----- Supplied material -----

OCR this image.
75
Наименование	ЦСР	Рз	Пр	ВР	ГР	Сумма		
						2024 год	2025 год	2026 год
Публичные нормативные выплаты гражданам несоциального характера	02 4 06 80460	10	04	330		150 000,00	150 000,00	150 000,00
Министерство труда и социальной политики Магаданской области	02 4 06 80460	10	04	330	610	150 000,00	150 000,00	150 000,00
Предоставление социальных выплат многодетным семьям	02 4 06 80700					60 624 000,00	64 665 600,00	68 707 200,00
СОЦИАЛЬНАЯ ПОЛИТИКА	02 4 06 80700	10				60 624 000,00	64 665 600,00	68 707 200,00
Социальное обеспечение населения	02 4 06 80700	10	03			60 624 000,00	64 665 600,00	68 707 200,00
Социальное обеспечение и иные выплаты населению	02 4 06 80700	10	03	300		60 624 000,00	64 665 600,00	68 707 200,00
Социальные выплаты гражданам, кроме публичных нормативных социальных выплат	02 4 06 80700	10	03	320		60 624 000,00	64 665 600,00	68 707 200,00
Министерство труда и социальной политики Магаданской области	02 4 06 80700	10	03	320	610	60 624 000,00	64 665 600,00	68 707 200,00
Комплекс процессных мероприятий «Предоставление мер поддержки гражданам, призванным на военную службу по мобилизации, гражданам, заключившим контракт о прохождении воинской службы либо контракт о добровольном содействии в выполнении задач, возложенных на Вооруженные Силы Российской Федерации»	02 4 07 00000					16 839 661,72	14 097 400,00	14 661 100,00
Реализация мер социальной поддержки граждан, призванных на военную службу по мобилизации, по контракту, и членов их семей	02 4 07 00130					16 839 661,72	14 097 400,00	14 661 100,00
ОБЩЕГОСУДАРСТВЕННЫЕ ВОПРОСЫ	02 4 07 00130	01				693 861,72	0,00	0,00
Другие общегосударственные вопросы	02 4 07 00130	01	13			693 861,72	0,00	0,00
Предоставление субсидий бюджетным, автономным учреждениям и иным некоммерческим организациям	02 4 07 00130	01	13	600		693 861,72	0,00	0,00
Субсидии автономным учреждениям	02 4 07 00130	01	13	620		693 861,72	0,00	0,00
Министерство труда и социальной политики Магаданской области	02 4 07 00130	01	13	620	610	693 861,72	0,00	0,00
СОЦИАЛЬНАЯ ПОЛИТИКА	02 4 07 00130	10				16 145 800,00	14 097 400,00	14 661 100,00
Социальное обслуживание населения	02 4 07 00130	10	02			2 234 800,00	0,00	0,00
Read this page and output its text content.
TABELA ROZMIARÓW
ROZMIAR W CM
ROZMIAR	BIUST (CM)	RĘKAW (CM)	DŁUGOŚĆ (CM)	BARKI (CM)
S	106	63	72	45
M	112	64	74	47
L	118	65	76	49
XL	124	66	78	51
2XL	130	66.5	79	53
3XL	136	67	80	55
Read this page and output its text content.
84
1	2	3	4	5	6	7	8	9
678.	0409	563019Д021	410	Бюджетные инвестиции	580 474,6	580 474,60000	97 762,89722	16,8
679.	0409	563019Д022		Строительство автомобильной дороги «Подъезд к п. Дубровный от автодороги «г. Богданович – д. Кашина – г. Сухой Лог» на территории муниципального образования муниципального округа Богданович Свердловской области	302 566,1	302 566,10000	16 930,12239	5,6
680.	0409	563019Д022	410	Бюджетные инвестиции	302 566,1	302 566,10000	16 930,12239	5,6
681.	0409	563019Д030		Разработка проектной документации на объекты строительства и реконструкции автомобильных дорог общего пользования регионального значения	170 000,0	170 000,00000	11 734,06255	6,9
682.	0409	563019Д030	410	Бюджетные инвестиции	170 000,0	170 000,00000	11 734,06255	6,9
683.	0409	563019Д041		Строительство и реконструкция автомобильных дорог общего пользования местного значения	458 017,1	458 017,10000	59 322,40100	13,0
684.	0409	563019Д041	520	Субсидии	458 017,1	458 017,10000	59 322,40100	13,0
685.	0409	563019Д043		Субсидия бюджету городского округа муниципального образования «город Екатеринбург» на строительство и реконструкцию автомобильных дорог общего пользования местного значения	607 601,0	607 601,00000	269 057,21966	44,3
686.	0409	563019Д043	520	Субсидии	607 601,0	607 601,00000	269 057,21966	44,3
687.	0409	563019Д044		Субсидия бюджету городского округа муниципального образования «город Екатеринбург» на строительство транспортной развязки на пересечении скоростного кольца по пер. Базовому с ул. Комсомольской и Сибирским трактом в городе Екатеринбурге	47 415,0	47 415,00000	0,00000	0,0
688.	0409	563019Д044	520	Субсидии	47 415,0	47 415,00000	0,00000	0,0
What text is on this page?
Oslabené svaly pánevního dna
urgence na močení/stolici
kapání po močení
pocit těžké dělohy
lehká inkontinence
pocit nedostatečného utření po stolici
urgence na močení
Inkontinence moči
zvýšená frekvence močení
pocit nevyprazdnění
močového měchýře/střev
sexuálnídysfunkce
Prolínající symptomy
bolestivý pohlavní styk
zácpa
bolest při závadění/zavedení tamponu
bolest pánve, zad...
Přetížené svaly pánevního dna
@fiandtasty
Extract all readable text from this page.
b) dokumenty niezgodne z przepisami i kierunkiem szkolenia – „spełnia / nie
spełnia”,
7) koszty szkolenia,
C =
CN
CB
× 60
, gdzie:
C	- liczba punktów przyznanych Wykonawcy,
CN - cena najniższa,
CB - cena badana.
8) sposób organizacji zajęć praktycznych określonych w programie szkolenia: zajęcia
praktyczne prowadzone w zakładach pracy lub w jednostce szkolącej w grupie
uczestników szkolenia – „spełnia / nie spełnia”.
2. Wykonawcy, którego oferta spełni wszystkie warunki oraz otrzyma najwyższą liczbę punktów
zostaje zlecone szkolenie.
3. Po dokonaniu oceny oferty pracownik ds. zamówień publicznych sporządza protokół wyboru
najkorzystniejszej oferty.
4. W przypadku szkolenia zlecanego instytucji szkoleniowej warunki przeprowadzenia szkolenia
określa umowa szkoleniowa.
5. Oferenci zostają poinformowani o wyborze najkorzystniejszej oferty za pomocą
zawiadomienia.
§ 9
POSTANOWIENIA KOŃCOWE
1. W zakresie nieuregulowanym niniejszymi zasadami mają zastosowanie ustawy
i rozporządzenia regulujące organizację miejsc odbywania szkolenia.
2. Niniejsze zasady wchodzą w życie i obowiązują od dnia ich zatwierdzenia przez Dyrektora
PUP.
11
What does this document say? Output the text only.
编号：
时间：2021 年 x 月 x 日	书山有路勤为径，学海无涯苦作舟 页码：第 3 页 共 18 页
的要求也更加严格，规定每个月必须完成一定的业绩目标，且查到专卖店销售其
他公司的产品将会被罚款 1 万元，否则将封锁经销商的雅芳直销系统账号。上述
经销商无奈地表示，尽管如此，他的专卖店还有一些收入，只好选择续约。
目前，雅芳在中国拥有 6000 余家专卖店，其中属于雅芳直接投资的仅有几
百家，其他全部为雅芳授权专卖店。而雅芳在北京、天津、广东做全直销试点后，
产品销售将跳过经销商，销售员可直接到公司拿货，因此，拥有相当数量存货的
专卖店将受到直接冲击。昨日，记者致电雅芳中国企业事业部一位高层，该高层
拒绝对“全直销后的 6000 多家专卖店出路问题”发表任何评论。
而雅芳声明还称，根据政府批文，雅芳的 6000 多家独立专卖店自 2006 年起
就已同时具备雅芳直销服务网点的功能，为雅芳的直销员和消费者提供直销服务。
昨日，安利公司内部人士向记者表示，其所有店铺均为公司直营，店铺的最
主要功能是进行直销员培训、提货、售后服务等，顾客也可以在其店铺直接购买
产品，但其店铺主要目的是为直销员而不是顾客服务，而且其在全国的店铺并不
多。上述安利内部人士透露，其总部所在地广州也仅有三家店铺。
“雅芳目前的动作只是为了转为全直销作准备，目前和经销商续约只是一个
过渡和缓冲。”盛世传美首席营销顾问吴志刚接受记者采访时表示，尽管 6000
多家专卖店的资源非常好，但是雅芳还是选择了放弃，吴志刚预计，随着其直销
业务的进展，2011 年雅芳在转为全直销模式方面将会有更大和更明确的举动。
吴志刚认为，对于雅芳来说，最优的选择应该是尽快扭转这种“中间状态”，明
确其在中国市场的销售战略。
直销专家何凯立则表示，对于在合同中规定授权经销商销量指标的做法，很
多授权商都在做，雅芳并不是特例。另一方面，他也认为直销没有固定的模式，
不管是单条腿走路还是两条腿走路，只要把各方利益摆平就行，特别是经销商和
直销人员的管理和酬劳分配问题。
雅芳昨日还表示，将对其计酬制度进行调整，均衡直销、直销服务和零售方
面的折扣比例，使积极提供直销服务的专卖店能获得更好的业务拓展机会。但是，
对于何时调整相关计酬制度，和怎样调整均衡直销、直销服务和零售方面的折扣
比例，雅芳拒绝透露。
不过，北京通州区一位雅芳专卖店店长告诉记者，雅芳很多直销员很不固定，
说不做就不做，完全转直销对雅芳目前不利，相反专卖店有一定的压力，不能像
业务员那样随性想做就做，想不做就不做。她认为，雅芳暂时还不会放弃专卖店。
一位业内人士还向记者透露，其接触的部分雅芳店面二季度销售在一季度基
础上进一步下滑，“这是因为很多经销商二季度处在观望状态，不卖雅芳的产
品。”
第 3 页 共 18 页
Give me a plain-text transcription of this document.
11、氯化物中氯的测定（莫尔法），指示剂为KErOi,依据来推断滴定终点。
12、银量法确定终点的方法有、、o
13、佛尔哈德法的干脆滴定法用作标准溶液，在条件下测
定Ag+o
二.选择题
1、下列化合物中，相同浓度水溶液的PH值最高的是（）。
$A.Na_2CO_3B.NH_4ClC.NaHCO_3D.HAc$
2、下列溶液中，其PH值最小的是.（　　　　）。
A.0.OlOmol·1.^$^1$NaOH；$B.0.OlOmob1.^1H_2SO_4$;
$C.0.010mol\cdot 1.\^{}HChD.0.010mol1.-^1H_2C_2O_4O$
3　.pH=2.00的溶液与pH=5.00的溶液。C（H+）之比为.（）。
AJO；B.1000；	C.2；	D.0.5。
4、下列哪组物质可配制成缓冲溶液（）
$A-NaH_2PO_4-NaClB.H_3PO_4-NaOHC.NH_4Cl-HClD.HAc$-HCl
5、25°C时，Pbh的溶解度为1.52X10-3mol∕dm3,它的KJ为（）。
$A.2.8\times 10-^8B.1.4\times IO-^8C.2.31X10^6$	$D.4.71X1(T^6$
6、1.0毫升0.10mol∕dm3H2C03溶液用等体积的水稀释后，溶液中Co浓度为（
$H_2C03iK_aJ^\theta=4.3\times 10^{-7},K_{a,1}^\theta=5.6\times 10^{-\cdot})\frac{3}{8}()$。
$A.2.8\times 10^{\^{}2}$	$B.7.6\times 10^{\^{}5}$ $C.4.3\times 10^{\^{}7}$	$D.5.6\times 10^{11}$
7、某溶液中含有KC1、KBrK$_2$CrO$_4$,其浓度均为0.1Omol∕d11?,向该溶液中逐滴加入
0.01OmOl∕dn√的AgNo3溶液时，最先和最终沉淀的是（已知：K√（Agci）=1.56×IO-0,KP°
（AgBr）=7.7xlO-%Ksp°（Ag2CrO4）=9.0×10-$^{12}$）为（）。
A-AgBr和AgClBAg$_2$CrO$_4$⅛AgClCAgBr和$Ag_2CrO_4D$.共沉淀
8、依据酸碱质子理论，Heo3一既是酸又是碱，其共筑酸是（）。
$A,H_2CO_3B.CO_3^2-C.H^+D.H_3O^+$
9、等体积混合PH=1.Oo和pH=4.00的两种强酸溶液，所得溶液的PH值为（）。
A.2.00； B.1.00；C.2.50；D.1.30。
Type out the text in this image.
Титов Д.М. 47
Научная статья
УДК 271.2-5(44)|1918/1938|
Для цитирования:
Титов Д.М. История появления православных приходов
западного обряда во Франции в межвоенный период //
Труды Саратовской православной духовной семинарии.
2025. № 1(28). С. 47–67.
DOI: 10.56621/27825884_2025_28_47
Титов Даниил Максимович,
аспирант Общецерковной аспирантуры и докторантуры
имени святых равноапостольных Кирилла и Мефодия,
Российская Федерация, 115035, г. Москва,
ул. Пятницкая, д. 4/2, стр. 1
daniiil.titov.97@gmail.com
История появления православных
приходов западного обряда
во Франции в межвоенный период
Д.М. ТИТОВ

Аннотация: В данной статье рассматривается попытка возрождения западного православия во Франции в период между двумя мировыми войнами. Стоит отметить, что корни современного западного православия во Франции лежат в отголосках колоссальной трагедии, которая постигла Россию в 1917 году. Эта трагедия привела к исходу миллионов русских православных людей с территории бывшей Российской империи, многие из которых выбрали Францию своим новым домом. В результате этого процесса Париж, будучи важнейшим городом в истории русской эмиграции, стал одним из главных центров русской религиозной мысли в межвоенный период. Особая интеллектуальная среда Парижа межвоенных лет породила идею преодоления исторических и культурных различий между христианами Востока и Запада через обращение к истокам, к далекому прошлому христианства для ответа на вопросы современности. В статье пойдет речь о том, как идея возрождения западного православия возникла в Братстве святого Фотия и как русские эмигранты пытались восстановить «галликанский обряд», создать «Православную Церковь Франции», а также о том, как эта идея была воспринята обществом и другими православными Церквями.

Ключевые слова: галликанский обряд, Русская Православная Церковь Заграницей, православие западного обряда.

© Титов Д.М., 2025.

-----

### Task goal
Look through the lines above and collect those with the word "городского".

### The answer
685.	0409	563019Д043		Субсидия бюджету городского округа муниципального образования «город Екатеринбург» на строительство и реконструкцию автомобильных дорог общего пользования местного значения	607 601,0	607 601,00000	269 057,21966	44,3
687.	0409	563019Д044		Субсидия бюджету городского округа муниципального образования «город Екатеринбург» на строительство транспортной развязки на пересечении скоростного кольца по пер. Базовому с ул. Комсомольской и Сибирским трактом в городе Екатеринбурге	47 415,0	47 415,00000	0,00000	0,0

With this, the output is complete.